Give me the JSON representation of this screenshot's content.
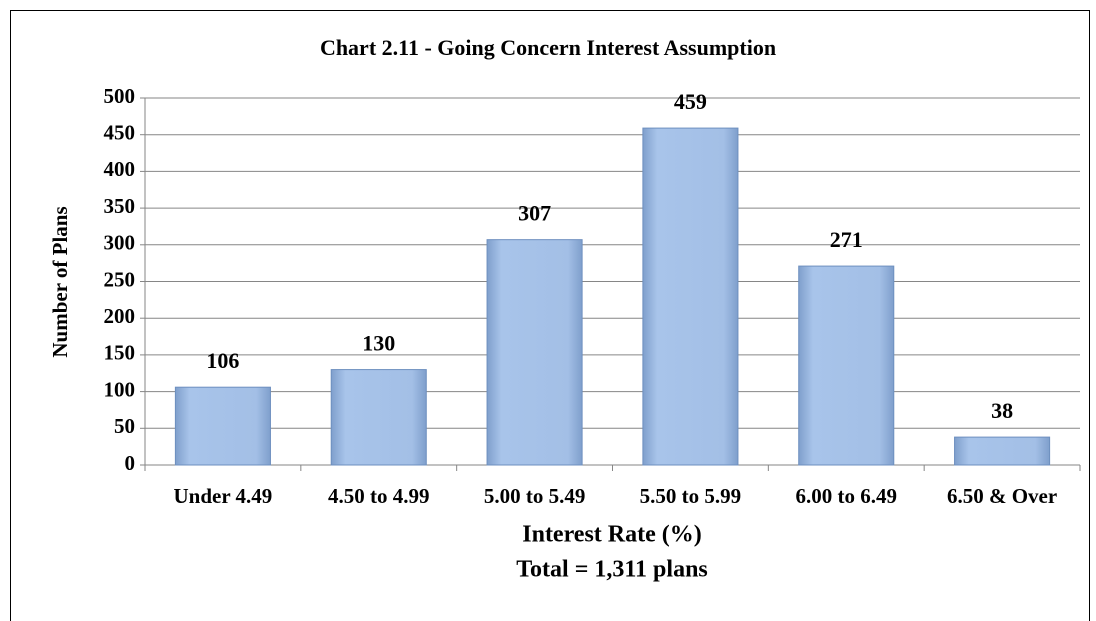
{
  "chart_data": {
    "type": "bar",
    "title": "Chart 2.11 - Going Concern Interest Assumption",
    "x_label": "Interest Rate (%)",
    "note": "Total = 1,311 plans",
    "y_label": "Number of Plans",
    "categories": [
      "Under 4.49",
      "4.50 to 4.99",
      "5.00 to 5.49",
      "5.50 to 5.99",
      "6.00 to 6.49",
      "6.50 & Over"
    ],
    "values": [
      106,
      130,
      307,
      459,
      271,
      38
    ],
    "color": "#9bbbe3",
    "ylim": [
      0,
      500
    ],
    "yticks": [
      0,
      50,
      100,
      150,
      200,
      250,
      300,
      350,
      400,
      450,
      500
    ],
    "grid": true
  }
}
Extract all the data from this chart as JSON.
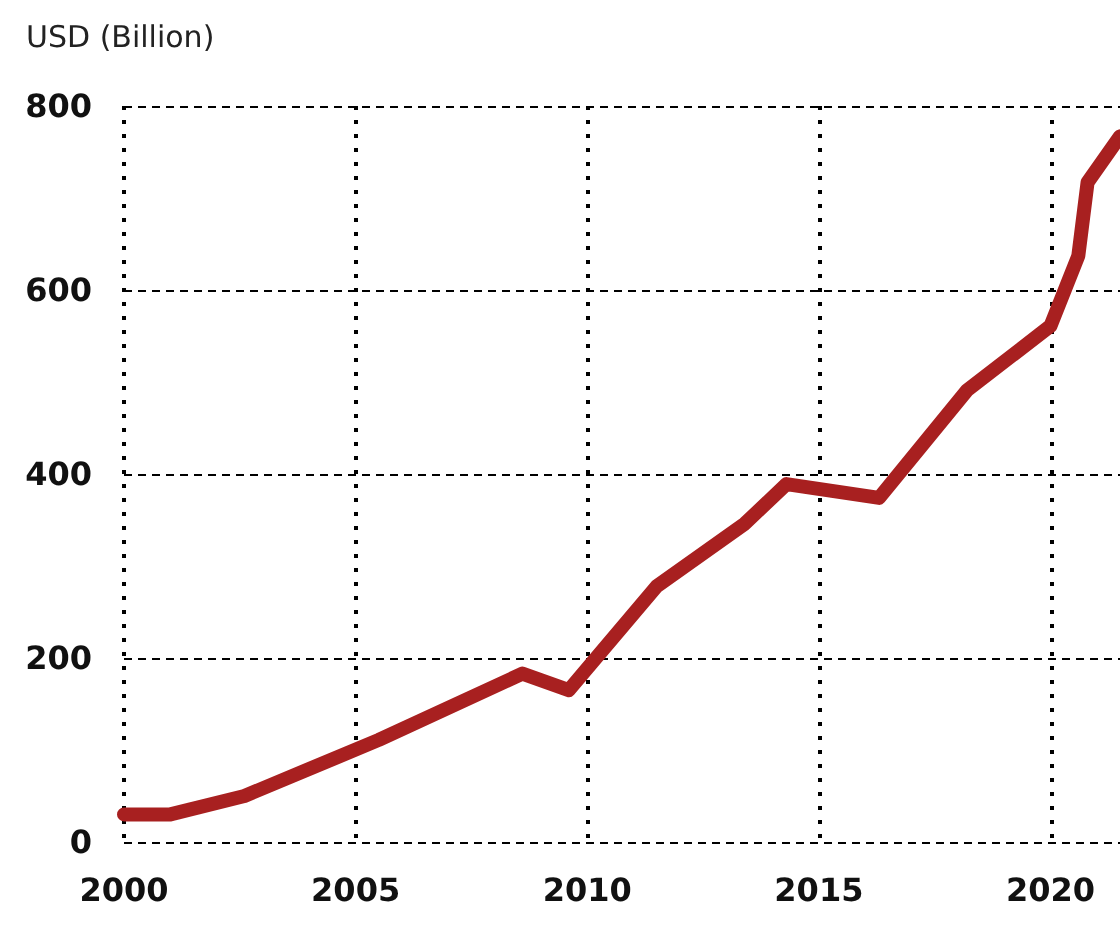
{
  "chart_data": {
    "type": "line",
    "ylabel": "USD (Billion)",
    "x": [
      2000,
      2001,
      2002.6,
      2005.5,
      2008.6,
      2009.6,
      2011.5,
      2013.4,
      2014.3,
      2016.3,
      2018.2,
      2020,
      2020.6,
      2020.8,
      2021.5
    ],
    "series": [
      {
        "color": "#a82020",
        "values": [
          30,
          30,
          50,
          111,
          183,
          165,
          278,
          346,
          389,
          374,
          491,
          561,
          637,
          717,
          767
        ]
      }
    ],
    "xlim": [
      2000,
      2021.5
    ],
    "xticks": [
      2000,
      2005,
      2010,
      2015,
      2020
    ],
    "ylim": [
      0,
      800
    ],
    "yticks": [
      0,
      200,
      400,
      600,
      800
    ],
    "grid": true,
    "line_style": "solid"
  }
}
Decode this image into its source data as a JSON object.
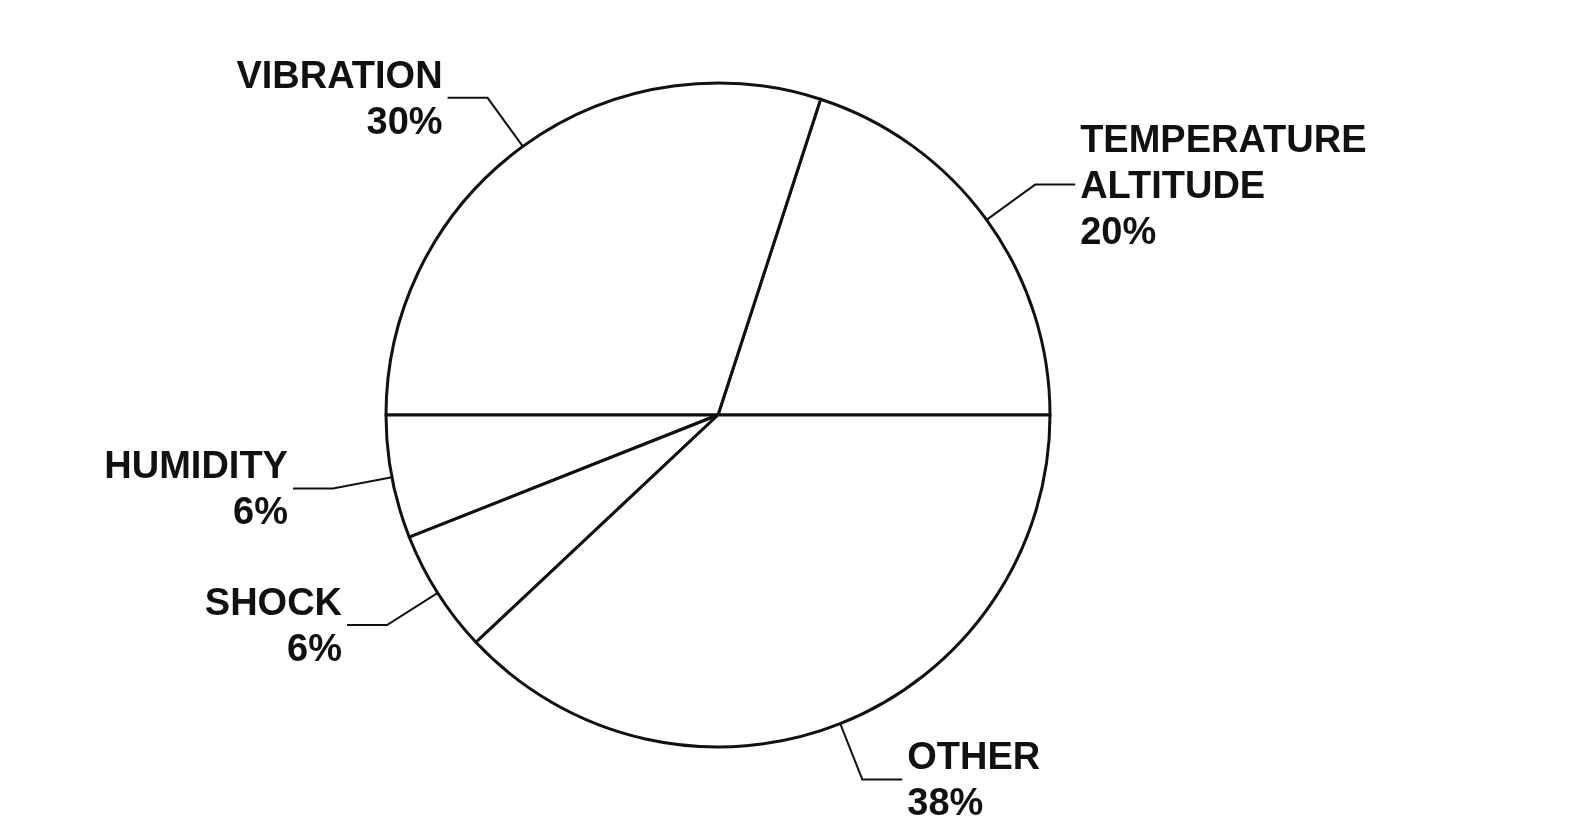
{
  "chart_data": {
    "type": "pie",
    "categories": [
      "TEMPERATURE ALTITUDE",
      "VIBRATION",
      "HUMIDITY",
      "SHOCK",
      "OTHER"
    ],
    "values": [
      20,
      30,
      6,
      6,
      38
    ],
    "value_labels": [
      "20%",
      "30%",
      "6%",
      "6%",
      "38%"
    ],
    "colors": [
      "#ffffff",
      "#ffffff",
      "#ffffff",
      "#ffffff",
      "#ffffff"
    ],
    "legend": false
  }
}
==============================
# [What the task requires]
Every line from the one containing "Decode this image" through the end of the listing is to be copied exactly; the pictures are not.

# [Task solution]
Decode this image into its source data as a JSON object.
{
  "chart_data": {
    "type": "pie",
    "categories": [
      "TEMPERATURE ALTITUDE",
      "VIBRATION",
      "HUMIDITY",
      "SHOCK",
      "OTHER"
    ],
    "values": [
      20,
      30,
      6,
      6,
      38
    ],
    "value_labels": [
      "20%",
      "30%",
      "6%",
      "6%",
      "38%"
    ],
    "colors": [
      "#ffffff",
      "#ffffff",
      "#ffffff",
      "#ffffff",
      "#ffffff"
    ],
    "legend": false
  }
}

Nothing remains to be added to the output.